-- start RECORDS SUPPLIED --
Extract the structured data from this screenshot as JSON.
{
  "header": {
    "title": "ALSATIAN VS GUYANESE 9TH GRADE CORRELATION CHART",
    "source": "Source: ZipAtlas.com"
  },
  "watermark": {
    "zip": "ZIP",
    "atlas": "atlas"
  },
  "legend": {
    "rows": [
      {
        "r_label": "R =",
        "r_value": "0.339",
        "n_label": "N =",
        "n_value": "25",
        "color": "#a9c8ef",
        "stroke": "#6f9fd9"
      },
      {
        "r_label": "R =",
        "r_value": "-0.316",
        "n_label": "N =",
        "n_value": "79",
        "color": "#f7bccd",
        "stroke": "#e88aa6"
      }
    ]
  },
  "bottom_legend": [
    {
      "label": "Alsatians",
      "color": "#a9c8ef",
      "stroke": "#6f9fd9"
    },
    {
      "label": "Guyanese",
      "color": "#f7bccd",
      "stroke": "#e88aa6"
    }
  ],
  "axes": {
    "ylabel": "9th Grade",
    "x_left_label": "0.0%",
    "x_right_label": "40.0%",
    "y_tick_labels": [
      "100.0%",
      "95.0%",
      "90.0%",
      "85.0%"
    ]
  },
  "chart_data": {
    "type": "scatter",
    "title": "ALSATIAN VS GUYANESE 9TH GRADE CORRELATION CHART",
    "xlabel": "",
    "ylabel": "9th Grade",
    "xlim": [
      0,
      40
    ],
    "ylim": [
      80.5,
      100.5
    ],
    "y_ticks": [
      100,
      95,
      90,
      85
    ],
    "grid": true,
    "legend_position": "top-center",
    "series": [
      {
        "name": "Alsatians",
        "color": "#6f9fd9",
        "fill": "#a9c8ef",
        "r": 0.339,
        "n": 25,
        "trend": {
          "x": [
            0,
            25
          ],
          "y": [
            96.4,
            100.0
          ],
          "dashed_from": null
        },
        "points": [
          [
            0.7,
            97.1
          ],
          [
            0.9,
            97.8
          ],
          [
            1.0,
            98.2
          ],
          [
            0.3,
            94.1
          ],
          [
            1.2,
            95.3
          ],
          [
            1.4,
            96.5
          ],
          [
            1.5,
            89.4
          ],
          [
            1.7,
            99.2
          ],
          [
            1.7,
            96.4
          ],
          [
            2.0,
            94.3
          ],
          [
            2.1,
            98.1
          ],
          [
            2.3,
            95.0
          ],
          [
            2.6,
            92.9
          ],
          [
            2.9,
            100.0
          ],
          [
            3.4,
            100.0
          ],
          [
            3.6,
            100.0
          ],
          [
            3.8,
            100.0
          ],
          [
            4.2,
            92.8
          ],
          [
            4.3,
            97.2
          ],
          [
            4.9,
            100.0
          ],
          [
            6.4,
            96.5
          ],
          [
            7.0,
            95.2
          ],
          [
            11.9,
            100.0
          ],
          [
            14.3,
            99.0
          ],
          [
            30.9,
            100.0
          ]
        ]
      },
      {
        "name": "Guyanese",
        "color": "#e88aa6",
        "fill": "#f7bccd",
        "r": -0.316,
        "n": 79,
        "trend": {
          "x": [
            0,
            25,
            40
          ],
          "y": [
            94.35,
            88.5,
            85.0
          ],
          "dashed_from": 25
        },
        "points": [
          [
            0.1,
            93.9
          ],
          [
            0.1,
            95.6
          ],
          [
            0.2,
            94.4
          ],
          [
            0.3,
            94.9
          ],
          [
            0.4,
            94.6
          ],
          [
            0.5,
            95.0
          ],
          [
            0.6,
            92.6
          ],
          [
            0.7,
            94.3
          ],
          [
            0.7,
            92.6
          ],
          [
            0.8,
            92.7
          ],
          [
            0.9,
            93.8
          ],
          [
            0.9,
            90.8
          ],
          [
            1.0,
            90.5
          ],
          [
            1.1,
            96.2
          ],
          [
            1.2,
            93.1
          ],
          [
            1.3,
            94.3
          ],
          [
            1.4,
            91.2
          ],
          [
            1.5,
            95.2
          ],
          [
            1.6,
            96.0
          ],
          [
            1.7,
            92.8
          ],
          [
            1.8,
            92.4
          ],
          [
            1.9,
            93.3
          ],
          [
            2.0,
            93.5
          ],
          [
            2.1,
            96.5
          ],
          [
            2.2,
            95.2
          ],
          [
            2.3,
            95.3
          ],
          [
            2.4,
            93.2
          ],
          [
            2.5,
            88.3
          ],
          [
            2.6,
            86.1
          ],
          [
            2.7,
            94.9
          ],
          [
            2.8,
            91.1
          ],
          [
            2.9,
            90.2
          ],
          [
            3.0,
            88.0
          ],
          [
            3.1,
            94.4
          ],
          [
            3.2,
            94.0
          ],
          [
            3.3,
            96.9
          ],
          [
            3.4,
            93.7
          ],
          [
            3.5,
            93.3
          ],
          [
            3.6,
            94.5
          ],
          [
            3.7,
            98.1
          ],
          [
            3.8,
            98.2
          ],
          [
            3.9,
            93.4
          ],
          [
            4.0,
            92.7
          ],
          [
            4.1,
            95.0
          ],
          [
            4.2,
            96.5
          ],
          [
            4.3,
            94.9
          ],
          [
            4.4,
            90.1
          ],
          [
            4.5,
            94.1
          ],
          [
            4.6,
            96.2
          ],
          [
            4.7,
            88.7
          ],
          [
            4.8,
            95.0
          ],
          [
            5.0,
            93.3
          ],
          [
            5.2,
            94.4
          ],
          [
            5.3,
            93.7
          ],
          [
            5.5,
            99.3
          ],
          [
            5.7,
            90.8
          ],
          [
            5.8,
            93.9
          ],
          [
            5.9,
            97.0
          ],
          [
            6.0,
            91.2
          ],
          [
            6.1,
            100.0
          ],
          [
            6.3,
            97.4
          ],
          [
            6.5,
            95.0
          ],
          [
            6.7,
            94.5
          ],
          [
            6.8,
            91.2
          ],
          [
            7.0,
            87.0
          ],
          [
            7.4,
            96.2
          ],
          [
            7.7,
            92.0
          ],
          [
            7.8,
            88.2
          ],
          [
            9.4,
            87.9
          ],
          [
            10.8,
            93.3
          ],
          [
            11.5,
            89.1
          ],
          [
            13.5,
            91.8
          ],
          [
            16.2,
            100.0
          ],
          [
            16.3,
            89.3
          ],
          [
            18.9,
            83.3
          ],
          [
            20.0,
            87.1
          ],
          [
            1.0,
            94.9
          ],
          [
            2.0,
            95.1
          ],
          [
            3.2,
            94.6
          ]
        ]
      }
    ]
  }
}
-- end RECORDS SUPPLIED --
(SET TASK): Reproduce all data above, unchanged.

(EXERCISE RESPONSE):
Extract the structured data from this screenshot as JSON.
{
  "header": {
    "title": "ALSATIAN VS GUYANESE 9TH GRADE CORRELATION CHART",
    "source": "Source: ZipAtlas.com"
  },
  "watermark": {
    "zip": "ZIP",
    "atlas": "atlas"
  },
  "legend": {
    "rows": [
      {
        "r_label": "R =",
        "r_value": "0.339",
        "n_label": "N =",
        "n_value": "25",
        "color": "#a9c8ef",
        "stroke": "#6f9fd9"
      },
      {
        "r_label": "R =",
        "r_value": "-0.316",
        "n_label": "N =",
        "n_value": "79",
        "color": "#f7bccd",
        "stroke": "#e88aa6"
      }
    ]
  },
  "bottom_legend": [
    {
      "label": "Alsatians",
      "color": "#a9c8ef",
      "stroke": "#6f9fd9"
    },
    {
      "label": "Guyanese",
      "color": "#f7bccd",
      "stroke": "#e88aa6"
    }
  ],
  "axes": {
    "ylabel": "9th Grade",
    "x_left_label": "0.0%",
    "x_right_label": "40.0%",
    "y_tick_labels": [
      "100.0%",
      "95.0%",
      "90.0%",
      "85.0%"
    ]
  },
  "chart_data": {
    "type": "scatter",
    "title": "ALSATIAN VS GUYANESE 9TH GRADE CORRELATION CHART",
    "xlabel": "",
    "ylabel": "9th Grade",
    "xlim": [
      0,
      40
    ],
    "ylim": [
      80.5,
      100.5
    ],
    "y_ticks": [
      100,
      95,
      90,
      85
    ],
    "grid": true,
    "legend_position": "top-center",
    "series": [
      {
        "name": "Alsatians",
        "color": "#6f9fd9",
        "fill": "#a9c8ef",
        "r": 0.339,
        "n": 25,
        "trend": {
          "x": [
            0,
            25
          ],
          "y": [
            96.4,
            100.0
          ],
          "dashed_from": null
        },
        "points": [
          [
            0.7,
            97.1
          ],
          [
            0.9,
            97.8
          ],
          [
            1.0,
            98.2
          ],
          [
            0.3,
            94.1
          ],
          [
            1.2,
            95.3
          ],
          [
            1.4,
            96.5
          ],
          [
            1.5,
            89.4
          ],
          [
            1.7,
            99.2
          ],
          [
            1.7,
            96.4
          ],
          [
            2.0,
            94.3
          ],
          [
            2.1,
            98.1
          ],
          [
            2.3,
            95.0
          ],
          [
            2.6,
            92.9
          ],
          [
            2.9,
            100.0
          ],
          [
            3.4,
            100.0
          ],
          [
            3.6,
            100.0
          ],
          [
            3.8,
            100.0
          ],
          [
            4.2,
            92.8
          ],
          [
            4.3,
            97.2
          ],
          [
            4.9,
            100.0
          ],
          [
            6.4,
            96.5
          ],
          [
            7.0,
            95.2
          ],
          [
            11.9,
            100.0
          ],
          [
            14.3,
            99.0
          ],
          [
            30.9,
            100.0
          ]
        ]
      },
      {
        "name": "Guyanese",
        "color": "#e88aa6",
        "fill": "#f7bccd",
        "r": -0.316,
        "n": 79,
        "trend": {
          "x": [
            0,
            25,
            40
          ],
          "y": [
            94.35,
            88.5,
            85.0
          ],
          "dashed_from": 25
        },
        "points": [
          [
            0.1,
            93.9
          ],
          [
            0.1,
            95.6
          ],
          [
            0.2,
            94.4
          ],
          [
            0.3,
            94.9
          ],
          [
            0.4,
            94.6
          ],
          [
            0.5,
            95.0
          ],
          [
            0.6,
            92.6
          ],
          [
            0.7,
            94.3
          ],
          [
            0.7,
            92.6
          ],
          [
            0.8,
            92.7
          ],
          [
            0.9,
            93.8
          ],
          [
            0.9,
            90.8
          ],
          [
            1.0,
            90.5
          ],
          [
            1.1,
            96.2
          ],
          [
            1.2,
            93.1
          ],
          [
            1.3,
            94.3
          ],
          [
            1.4,
            91.2
          ],
          [
            1.5,
            95.2
          ],
          [
            1.6,
            96.0
          ],
          [
            1.7,
            92.8
          ],
          [
            1.8,
            92.4
          ],
          [
            1.9,
            93.3
          ],
          [
            2.0,
            93.5
          ],
          [
            2.1,
            96.5
          ],
          [
            2.2,
            95.2
          ],
          [
            2.3,
            95.3
          ],
          [
            2.4,
            93.2
          ],
          [
            2.5,
            88.3
          ],
          [
            2.6,
            86.1
          ],
          [
            2.7,
            94.9
          ],
          [
            2.8,
            91.1
          ],
          [
            2.9,
            90.2
          ],
          [
            3.0,
            88.0
          ],
          [
            3.1,
            94.4
          ],
          [
            3.2,
            94.0
          ],
          [
            3.3,
            96.9
          ],
          [
            3.4,
            93.7
          ],
          [
            3.5,
            93.3
          ],
          [
            3.6,
            94.5
          ],
          [
            3.7,
            98.1
          ],
          [
            3.8,
            98.2
          ],
          [
            3.9,
            93.4
          ],
          [
            4.0,
            92.7
          ],
          [
            4.1,
            95.0
          ],
          [
            4.2,
            96.5
          ],
          [
            4.3,
            94.9
          ],
          [
            4.4,
            90.1
          ],
          [
            4.5,
            94.1
          ],
          [
            4.6,
            96.2
          ],
          [
            4.7,
            88.7
          ],
          [
            4.8,
            95.0
          ],
          [
            5.0,
            93.3
          ],
          [
            5.2,
            94.4
          ],
          [
            5.3,
            93.7
          ],
          [
            5.5,
            99.3
          ],
          [
            5.7,
            90.8
          ],
          [
            5.8,
            93.9
          ],
          [
            5.9,
            97.0
          ],
          [
            6.0,
            91.2
          ],
          [
            6.1,
            100.0
          ],
          [
            6.3,
            97.4
          ],
          [
            6.5,
            95.0
          ],
          [
            6.7,
            94.5
          ],
          [
            6.8,
            91.2
          ],
          [
            7.0,
            87.0
          ],
          [
            7.4,
            96.2
          ],
          [
            7.7,
            92.0
          ],
          [
            7.8,
            88.2
          ],
          [
            9.4,
            87.9
          ],
          [
            10.8,
            93.3
          ],
          [
            11.5,
            89.1
          ],
          [
            13.5,
            91.8
          ],
          [
            16.2,
            100.0
          ],
          [
            16.3,
            89.3
          ],
          [
            18.9,
            83.3
          ],
          [
            20.0,
            87.1
          ],
          [
            1.0,
            94.9
          ],
          [
            2.0,
            95.1
          ],
          [
            3.2,
            94.6
          ]
        ]
      }
    ]
  }
}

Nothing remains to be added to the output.